** Description of the task **
Lines containing the word "jako" are the ones to copy from the records below.
===============
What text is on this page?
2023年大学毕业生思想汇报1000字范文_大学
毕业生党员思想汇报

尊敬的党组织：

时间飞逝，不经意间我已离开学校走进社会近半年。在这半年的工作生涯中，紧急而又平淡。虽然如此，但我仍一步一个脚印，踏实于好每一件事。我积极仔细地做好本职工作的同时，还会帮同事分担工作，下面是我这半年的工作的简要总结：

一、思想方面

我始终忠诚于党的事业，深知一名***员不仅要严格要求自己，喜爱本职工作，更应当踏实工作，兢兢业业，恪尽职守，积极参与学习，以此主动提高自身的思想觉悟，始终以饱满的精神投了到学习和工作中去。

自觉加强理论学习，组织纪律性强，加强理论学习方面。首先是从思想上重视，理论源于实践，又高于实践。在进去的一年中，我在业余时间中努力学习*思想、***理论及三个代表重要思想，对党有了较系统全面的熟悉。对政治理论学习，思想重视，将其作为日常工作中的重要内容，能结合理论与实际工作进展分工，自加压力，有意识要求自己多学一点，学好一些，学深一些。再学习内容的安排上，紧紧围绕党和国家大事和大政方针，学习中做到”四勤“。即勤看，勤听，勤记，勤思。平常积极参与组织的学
===============
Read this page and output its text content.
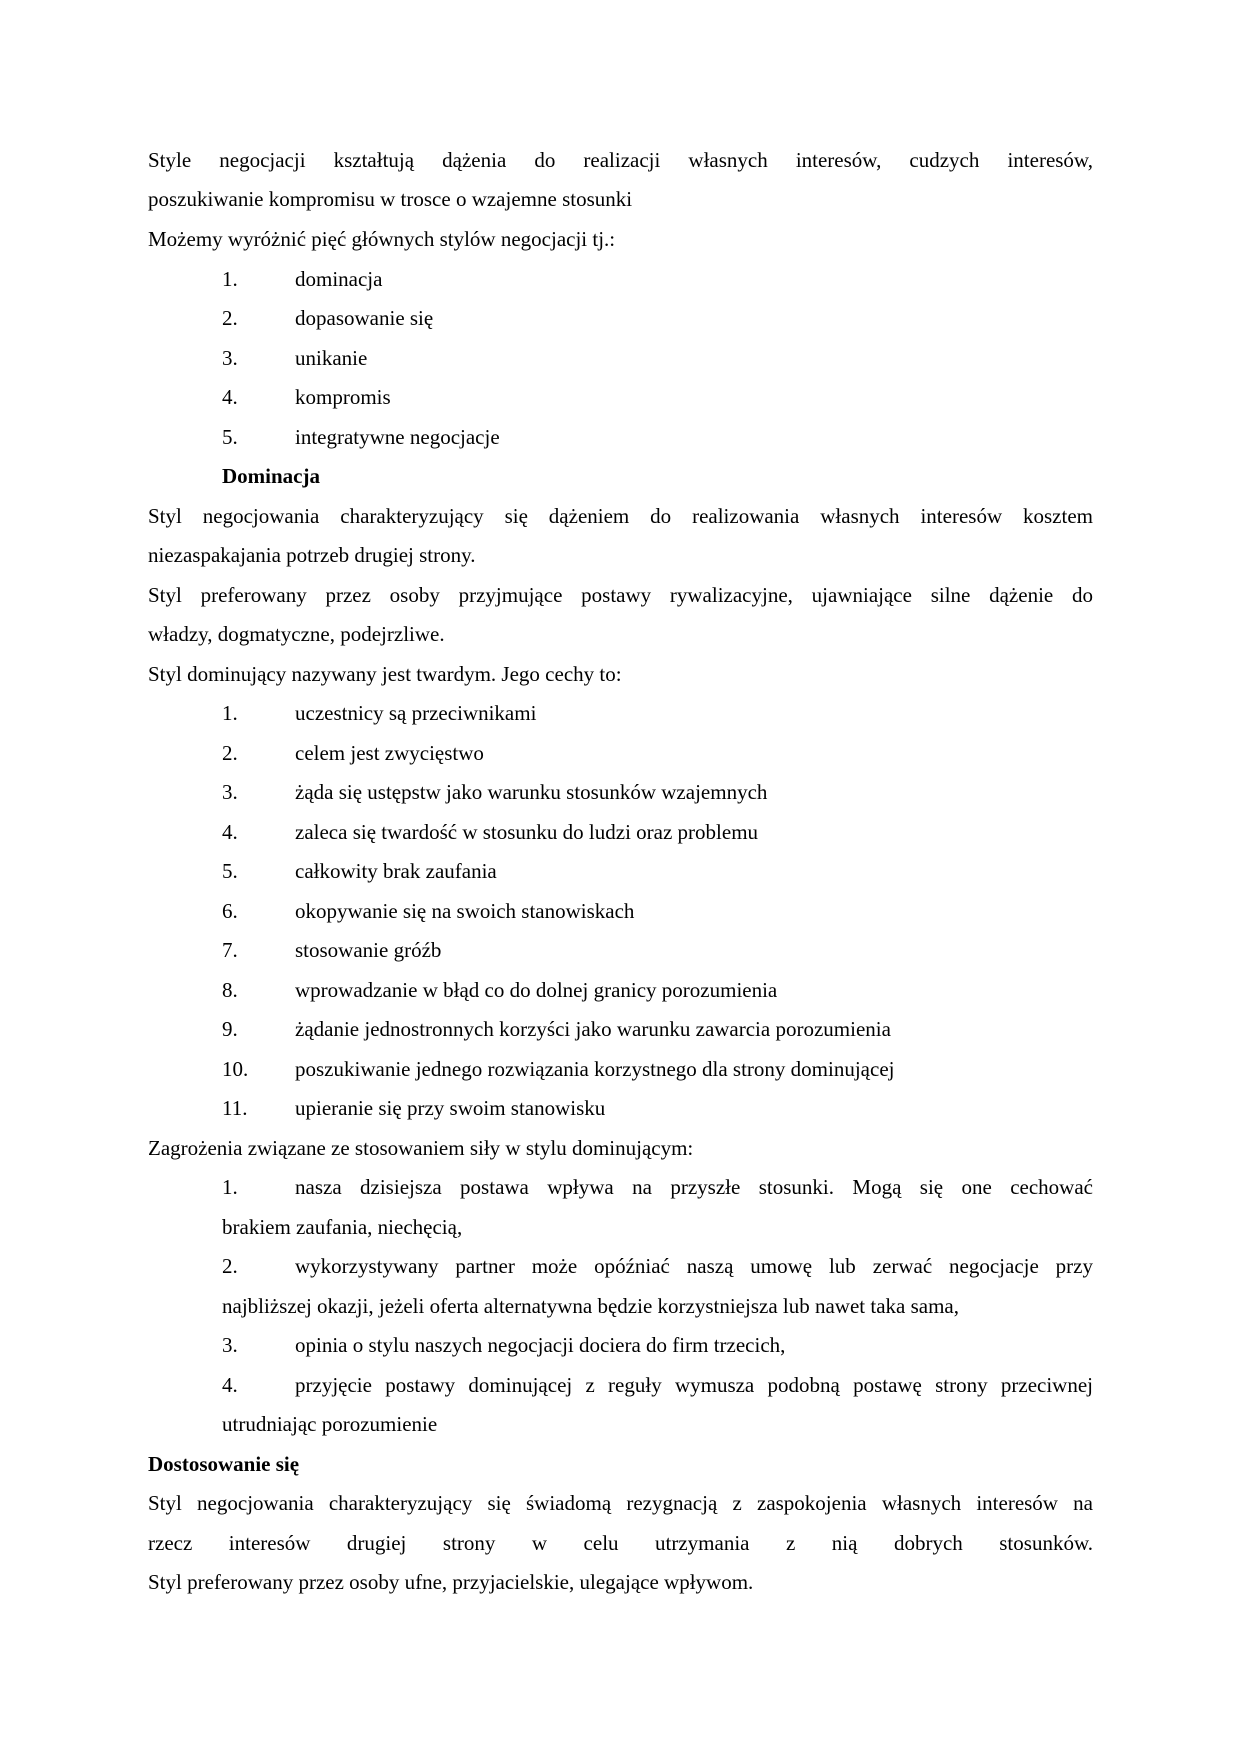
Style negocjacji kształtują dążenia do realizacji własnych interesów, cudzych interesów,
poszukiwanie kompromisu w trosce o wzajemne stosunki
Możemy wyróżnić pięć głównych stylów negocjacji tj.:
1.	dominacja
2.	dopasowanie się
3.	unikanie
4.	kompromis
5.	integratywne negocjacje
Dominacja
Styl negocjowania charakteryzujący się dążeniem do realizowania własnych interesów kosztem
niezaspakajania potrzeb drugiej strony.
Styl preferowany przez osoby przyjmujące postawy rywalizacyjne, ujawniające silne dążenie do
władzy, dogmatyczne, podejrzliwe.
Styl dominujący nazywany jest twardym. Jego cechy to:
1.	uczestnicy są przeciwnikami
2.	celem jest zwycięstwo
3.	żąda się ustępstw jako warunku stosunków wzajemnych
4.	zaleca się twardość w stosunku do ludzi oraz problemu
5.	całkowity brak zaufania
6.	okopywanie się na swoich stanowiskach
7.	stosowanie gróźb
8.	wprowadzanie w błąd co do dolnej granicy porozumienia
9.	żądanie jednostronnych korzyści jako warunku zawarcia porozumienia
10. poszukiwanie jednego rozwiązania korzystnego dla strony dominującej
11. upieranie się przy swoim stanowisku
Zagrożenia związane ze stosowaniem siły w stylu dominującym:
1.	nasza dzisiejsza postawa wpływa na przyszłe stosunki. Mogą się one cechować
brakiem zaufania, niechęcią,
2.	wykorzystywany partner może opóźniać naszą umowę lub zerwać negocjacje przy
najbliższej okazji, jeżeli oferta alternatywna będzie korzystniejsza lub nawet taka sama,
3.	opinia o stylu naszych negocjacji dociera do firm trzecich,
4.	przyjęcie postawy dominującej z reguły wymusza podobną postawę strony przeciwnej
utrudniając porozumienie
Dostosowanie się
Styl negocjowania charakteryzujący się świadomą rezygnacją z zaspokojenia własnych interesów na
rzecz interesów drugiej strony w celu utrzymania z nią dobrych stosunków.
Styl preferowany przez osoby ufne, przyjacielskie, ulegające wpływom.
===============
** Task answer **
3.	żąda się ustępstw jako warunku stosunków wzajemnych
9.	żądanie jednostronnych korzyści jako warunku zawarcia porozumienia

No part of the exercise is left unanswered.